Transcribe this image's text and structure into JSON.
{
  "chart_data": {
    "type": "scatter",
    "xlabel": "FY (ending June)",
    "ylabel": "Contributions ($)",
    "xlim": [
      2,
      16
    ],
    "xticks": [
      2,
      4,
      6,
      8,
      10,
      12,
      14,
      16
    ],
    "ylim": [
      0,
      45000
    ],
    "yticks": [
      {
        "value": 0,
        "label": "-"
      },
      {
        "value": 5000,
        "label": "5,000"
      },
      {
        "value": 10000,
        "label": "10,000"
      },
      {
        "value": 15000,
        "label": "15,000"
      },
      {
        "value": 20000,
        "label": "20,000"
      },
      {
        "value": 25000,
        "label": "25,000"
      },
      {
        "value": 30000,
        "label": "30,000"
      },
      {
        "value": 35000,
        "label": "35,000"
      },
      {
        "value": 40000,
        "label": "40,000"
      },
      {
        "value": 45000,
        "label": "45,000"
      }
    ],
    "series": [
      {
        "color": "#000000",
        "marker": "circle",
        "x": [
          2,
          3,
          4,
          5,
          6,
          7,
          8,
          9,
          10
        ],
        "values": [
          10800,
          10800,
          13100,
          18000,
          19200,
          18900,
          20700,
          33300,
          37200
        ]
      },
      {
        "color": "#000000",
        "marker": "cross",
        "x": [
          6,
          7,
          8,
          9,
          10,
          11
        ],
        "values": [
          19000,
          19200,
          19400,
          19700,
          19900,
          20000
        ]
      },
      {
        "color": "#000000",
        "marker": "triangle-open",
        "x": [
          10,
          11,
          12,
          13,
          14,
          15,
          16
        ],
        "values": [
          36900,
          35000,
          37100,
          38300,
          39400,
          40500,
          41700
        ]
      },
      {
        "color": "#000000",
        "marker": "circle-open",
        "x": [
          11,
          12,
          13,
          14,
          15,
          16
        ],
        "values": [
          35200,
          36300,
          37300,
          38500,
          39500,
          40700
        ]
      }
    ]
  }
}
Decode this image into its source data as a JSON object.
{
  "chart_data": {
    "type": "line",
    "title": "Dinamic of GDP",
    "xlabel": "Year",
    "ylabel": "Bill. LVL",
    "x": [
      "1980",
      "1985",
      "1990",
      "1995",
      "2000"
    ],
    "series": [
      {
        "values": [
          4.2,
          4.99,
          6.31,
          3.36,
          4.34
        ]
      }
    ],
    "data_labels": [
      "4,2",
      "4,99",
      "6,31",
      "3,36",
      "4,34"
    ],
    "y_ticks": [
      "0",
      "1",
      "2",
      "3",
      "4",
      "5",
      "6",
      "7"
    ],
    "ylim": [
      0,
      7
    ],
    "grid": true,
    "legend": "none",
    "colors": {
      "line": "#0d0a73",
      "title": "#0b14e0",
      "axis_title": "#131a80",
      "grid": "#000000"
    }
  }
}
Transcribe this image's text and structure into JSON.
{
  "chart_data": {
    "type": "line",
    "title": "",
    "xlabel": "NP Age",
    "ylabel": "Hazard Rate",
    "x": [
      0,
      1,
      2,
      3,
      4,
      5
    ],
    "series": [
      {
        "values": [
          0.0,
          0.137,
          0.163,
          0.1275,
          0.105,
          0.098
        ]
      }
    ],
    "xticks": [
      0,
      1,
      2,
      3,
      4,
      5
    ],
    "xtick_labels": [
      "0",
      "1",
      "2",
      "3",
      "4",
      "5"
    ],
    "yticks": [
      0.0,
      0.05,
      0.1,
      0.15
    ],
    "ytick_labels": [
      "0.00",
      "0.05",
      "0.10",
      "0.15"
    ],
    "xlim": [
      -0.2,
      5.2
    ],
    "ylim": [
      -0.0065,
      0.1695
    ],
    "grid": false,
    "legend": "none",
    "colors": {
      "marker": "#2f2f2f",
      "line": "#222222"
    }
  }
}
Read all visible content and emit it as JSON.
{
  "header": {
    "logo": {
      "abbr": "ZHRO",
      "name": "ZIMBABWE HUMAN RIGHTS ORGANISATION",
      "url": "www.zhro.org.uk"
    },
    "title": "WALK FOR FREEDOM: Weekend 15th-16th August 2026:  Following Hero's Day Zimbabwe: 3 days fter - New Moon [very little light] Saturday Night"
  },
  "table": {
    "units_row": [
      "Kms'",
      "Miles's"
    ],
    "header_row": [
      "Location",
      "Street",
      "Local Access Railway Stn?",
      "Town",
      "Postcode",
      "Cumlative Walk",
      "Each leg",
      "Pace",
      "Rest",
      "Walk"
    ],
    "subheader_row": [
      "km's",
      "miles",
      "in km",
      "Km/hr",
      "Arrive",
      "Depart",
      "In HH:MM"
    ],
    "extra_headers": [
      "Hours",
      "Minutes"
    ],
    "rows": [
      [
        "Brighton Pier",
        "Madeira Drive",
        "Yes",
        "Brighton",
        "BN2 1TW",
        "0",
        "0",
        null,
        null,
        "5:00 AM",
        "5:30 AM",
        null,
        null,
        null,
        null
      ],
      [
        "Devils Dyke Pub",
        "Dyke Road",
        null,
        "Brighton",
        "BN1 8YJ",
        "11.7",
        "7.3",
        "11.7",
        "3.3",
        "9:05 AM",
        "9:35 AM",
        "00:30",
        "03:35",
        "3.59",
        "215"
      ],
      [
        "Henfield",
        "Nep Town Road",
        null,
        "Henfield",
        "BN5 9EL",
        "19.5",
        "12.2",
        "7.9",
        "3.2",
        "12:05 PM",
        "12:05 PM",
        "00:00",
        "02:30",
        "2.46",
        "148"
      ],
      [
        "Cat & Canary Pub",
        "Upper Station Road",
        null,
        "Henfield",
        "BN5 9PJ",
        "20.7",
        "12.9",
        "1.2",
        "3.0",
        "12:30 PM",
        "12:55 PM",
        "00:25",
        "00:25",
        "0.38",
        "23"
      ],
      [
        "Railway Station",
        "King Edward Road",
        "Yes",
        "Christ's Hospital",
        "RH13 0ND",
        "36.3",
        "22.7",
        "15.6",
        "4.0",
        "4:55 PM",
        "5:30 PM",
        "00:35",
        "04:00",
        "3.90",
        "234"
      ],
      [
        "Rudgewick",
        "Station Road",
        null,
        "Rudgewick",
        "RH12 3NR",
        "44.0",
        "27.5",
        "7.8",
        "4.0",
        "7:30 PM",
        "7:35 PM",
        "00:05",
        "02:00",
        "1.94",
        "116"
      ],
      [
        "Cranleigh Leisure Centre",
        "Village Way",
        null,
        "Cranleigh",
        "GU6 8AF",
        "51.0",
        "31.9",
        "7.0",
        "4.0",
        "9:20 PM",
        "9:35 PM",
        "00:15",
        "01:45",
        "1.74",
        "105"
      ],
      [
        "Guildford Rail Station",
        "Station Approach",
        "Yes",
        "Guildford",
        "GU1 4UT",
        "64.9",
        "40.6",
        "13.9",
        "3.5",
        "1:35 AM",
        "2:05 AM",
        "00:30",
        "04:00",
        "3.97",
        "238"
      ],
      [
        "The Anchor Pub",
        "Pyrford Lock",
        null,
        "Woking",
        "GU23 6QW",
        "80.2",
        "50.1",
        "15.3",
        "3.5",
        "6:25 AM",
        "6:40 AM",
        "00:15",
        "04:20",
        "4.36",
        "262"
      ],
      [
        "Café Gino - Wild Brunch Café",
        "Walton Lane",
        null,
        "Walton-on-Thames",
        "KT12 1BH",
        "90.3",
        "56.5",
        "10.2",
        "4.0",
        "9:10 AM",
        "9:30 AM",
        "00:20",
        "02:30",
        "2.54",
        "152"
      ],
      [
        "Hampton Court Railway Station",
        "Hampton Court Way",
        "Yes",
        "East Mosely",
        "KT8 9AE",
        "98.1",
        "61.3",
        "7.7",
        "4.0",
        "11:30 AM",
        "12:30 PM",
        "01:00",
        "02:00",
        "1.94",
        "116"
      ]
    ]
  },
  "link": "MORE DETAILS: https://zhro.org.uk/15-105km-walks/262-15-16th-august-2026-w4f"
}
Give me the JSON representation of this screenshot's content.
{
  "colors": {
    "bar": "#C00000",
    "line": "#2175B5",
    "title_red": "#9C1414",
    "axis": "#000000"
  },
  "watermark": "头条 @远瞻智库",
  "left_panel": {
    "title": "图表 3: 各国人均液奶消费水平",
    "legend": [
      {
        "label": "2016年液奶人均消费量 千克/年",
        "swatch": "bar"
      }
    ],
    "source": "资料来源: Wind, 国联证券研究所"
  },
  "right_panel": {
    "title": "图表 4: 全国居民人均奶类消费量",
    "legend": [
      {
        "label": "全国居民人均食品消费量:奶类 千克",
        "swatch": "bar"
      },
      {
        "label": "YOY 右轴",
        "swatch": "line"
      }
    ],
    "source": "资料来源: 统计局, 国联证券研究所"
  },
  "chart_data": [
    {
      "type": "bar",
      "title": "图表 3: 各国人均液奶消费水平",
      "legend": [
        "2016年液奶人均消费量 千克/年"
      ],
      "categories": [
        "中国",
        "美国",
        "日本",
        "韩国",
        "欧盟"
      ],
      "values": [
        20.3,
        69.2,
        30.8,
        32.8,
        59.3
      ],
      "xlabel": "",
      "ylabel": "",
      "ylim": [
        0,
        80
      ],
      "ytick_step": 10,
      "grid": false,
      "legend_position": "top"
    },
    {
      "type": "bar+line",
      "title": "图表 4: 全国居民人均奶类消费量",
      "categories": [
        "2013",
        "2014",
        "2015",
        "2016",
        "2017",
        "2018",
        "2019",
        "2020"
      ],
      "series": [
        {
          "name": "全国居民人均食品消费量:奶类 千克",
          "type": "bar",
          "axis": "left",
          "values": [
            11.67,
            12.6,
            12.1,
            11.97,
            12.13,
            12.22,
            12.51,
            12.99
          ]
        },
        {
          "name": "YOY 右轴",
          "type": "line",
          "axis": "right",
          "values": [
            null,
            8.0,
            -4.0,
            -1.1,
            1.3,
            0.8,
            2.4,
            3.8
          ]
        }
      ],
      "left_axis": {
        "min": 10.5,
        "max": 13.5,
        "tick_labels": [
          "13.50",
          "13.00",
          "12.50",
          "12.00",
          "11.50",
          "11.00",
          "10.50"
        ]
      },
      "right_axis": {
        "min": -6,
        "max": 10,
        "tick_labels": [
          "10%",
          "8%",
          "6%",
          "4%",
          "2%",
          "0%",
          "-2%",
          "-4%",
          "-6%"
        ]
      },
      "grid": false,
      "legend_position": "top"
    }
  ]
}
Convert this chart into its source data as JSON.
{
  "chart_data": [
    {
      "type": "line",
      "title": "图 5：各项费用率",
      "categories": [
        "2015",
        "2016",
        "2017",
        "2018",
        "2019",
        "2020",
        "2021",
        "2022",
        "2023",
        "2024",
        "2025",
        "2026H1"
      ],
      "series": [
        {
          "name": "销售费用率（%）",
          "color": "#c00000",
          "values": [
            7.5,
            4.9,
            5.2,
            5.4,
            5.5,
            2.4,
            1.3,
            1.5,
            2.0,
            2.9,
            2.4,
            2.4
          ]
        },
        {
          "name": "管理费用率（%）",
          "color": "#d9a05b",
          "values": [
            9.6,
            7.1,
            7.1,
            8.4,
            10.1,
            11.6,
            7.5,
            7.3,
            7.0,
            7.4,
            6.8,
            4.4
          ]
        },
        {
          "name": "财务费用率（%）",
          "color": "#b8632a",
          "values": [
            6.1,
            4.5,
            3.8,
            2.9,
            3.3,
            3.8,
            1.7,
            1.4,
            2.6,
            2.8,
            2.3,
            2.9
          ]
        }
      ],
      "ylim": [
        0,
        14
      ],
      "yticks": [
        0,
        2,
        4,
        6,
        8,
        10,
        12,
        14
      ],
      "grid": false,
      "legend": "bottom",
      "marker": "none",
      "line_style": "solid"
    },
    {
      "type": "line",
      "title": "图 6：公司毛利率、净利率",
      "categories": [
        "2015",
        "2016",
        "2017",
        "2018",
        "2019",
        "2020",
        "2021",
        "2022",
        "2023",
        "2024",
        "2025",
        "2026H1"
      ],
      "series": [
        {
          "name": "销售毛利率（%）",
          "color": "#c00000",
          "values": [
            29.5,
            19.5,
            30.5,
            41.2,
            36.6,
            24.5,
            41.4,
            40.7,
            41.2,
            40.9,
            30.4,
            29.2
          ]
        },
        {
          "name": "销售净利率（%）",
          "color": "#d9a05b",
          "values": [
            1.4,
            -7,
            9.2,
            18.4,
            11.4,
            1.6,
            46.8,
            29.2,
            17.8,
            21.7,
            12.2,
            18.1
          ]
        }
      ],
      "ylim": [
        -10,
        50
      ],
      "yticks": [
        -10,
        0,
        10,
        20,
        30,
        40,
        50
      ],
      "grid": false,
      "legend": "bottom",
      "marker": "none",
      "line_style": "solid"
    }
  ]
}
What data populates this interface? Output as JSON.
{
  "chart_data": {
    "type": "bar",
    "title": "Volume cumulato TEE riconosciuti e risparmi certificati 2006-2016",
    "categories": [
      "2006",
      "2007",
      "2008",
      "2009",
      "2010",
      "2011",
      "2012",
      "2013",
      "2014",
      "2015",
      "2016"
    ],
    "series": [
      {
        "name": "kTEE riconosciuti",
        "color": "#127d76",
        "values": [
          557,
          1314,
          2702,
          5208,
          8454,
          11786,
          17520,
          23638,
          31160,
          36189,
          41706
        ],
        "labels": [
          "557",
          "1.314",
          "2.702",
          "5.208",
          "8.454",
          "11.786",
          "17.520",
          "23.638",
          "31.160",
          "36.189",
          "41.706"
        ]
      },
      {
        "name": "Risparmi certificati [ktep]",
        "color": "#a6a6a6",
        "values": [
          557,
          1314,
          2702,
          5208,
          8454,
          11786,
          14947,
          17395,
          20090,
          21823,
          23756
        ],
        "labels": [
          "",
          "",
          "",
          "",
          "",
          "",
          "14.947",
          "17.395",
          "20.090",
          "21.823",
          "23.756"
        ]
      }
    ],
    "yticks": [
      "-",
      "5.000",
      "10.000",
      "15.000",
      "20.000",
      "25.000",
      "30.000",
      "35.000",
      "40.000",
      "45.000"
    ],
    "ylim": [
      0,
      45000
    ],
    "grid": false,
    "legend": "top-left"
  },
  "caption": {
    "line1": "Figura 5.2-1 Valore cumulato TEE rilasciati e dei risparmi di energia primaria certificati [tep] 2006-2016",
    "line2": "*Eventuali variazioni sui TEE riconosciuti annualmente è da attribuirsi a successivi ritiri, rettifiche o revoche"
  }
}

· · ·

* Given instruction *
List each line in the listing that contains the string "xlabel".

* Task output *
    "xlabel": "FY (ending June)",
    "xlabel": "Year",
    "xlabel": "NP Age",
      "xlabel": "",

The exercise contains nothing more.